"""

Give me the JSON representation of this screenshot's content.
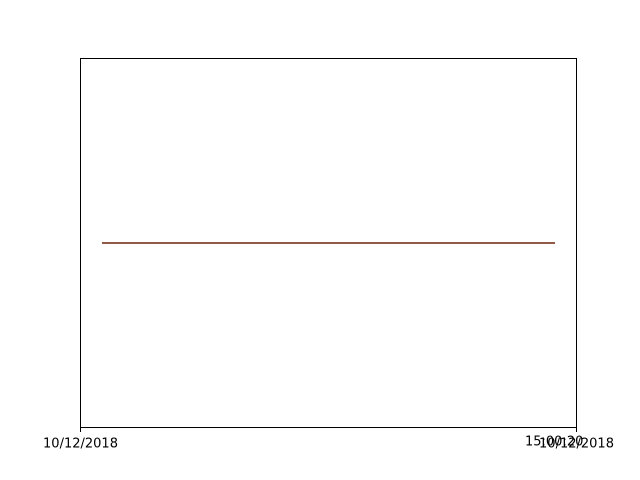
{
  "chart_data": {
    "type": "line",
    "title": "",
    "xlabel": "",
    "ylabel": "",
    "grid": false,
    "xlim": [
      0,
      1
    ],
    "ylim": [
      -1,
      1
    ],
    "x_ticks": [
      {
        "value": 0,
        "label": "10/12/2018"
      },
      {
        "value": 1,
        "label": "10/12/2018"
      }
    ],
    "x_annotations": [
      {
        "value": 0.955,
        "label": "15:00:20"
      }
    ],
    "series": [
      {
        "color": "#1f77b4",
        "x": [
          0.045,
          0.955
        ],
        "y": [
          0.0,
          0.0
        ]
      },
      {
        "color": "#ff7f0e",
        "x": [
          0.045,
          0.955
        ],
        "y": [
          0.0,
          0.0
        ]
      },
      {
        "color": "#2ca02c",
        "x": [
          0.045,
          0.955
        ],
        "y": [
          0.0,
          0.0
        ]
      },
      {
        "color": "#d62728",
        "x": [
          0.045,
          0.955
        ],
        "y": [
          0.0,
          0.0
        ]
      },
      {
        "color": "#8c564b",
        "x": [
          0.045,
          0.955
        ],
        "y": [
          0.0,
          0.0
        ]
      }
    ]
  }
}
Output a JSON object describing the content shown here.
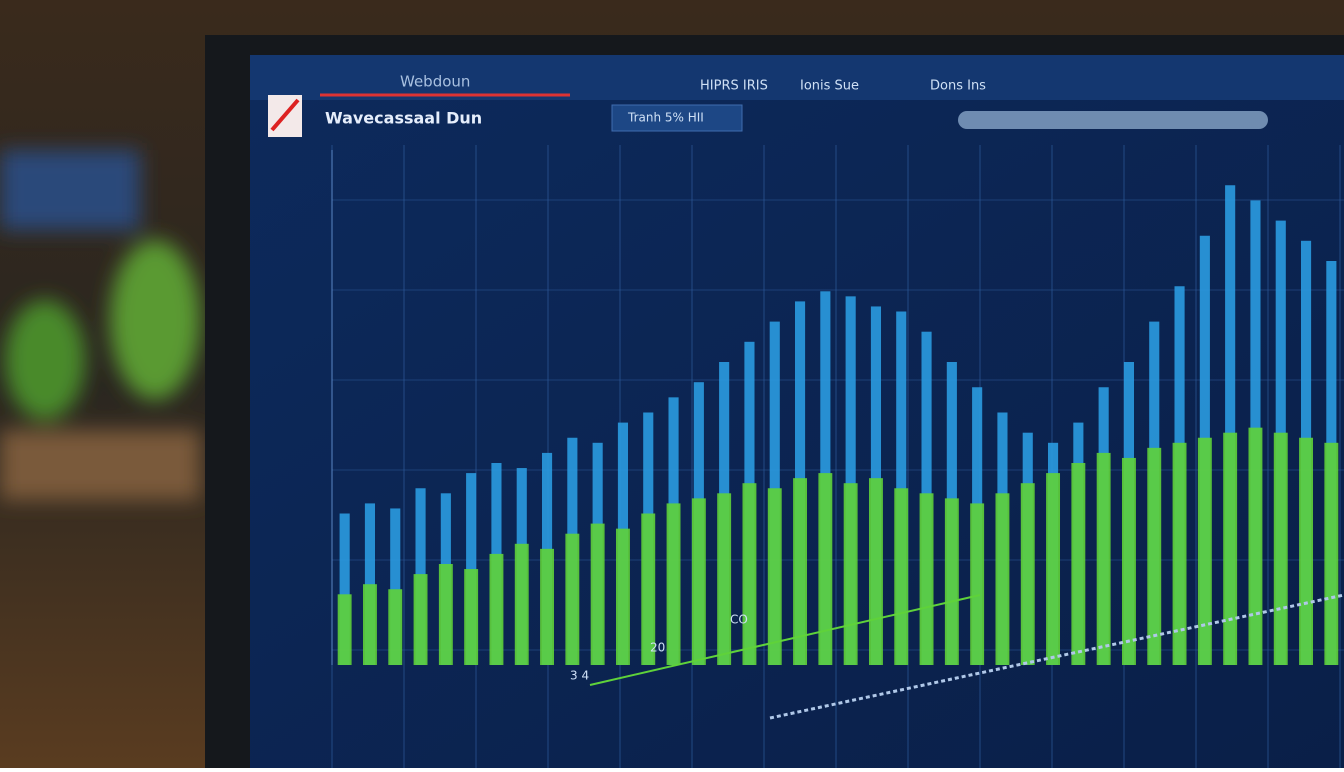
{
  "header": {
    "app_title": "Webdoun",
    "menu": [
      "HIPRS IRIS",
      "Ionis Sue",
      "Dons Ins"
    ],
    "subtitle": "Wavecassaal Dun",
    "search": "Tranh 5% HII"
  },
  "chart_data": {
    "type": "bar",
    "series": [
      {
        "color": "#2a9be0",
        "values": [
          30,
          32,
          31,
          35,
          34,
          38,
          40,
          39,
          42,
          45,
          44,
          48,
          50,
          53,
          56,
          60,
          64,
          68,
          72,
          74,
          73,
          71,
          70,
          66,
          60,
          55,
          50,
          46,
          44,
          48,
          55,
          60,
          68,
          75,
          85,
          95,
          92,
          88,
          84,
          80
        ]
      },
      {
        "color": "#5fd23a",
        "values": [
          14,
          16,
          15,
          18,
          20,
          19,
          22,
          24,
          23,
          26,
          28,
          27,
          30,
          32,
          33,
          34,
          36,
          35,
          37,
          38,
          36,
          37,
          35,
          34,
          33,
          32,
          34,
          36,
          38,
          40,
          42,
          41,
          43,
          44,
          45,
          46,
          47,
          46,
          45,
          44
        ]
      }
    ],
    "ylim": [
      0,
      100
    ],
    "annotations": [
      "CO",
      "20",
      "3 4"
    ]
  }
}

"""

▸ **EXERCISE INSTRUCTIONS**
Reproduce the listing word for word and omit its pictures.

▸ **ANSWER TO THE EXERCISE**
Give me the JSON representation of this screenshot's content.
{
  "chart_data": {
    "type": "line",
    "title": "",
    "xlabel": "",
    "ylabel": "",
    "grid": false,
    "xlim": [
      0,
      1
    ],
    "ylim": [
      -1,
      1
    ],
    "x_ticks": [
      {
        "value": 0,
        "label": "10/12/2018"
      },
      {
        "value": 1,
        "label": "10/12/2018"
      }
    ],
    "x_annotations": [
      {
        "value": 0.955,
        "label": "15:00:20"
      }
    ],
    "series": [
      {
        "color": "#1f77b4",
        "x": [
          0.045,
          0.955
        ],
        "y": [
          0.0,
          0.0
        ]
      },
      {
        "color": "#ff7f0e",
        "x": [
          0.045,
          0.955
        ],
        "y": [
          0.0,
          0.0
        ]
      },
      {
        "color": "#2ca02c",
        "x": [
          0.045,
          0.955
        ],
        "y": [
          0.0,
          0.0
        ]
      },
      {
        "color": "#d62728",
        "x": [
          0.045,
          0.955
        ],
        "y": [
          0.0,
          0.0
        ]
      },
      {
        "color": "#8c564b",
        "x": [
          0.045,
          0.955
        ],
        "y": [
          0.0,
          0.0
        ]
      }
    ]
  }
}
Output a JSON object describing the content shown here.
{
  "header": {
    "app_title": "Webdoun",
    "menu": [
      "HIPRS IRIS",
      "Ionis Sue",
      "Dons Ins"
    ],
    "subtitle": "Wavecassaal Dun",
    "search": "Tranh 5% HII"
  },
  "chart_data": {
    "type": "bar",
    "series": [
      {
        "color": "#2a9be0",
        "values": [
          30,
          32,
          31,
          35,
          34,
          38,
          40,
          39,
          42,
          45,
          44,
          48,
          50,
          53,
          56,
          60,
          64,
          68,
          72,
          74,
          73,
          71,
          70,
          66,
          60,
          55,
          50,
          46,
          44,
          48,
          55,
          60,
          68,
          75,
          85,
          95,
          92,
          88,
          84,
          80
        ]
      },
      {
        "color": "#5fd23a",
        "values": [
          14,
          16,
          15,
          18,
          20,
          19,
          22,
          24,
          23,
          26,
          28,
          27,
          30,
          32,
          33,
          34,
          36,
          35,
          37,
          38,
          36,
          37,
          35,
          34,
          33,
          32,
          34,
          36,
          38,
          40,
          42,
          41,
          43,
          44,
          45,
          46,
          47,
          46,
          45,
          44
        ]
      }
    ],
    "ylim": [
      0,
      100
    ],
    "annotations": [
      "CO",
      "20",
      "3 4"
    ]
  }
}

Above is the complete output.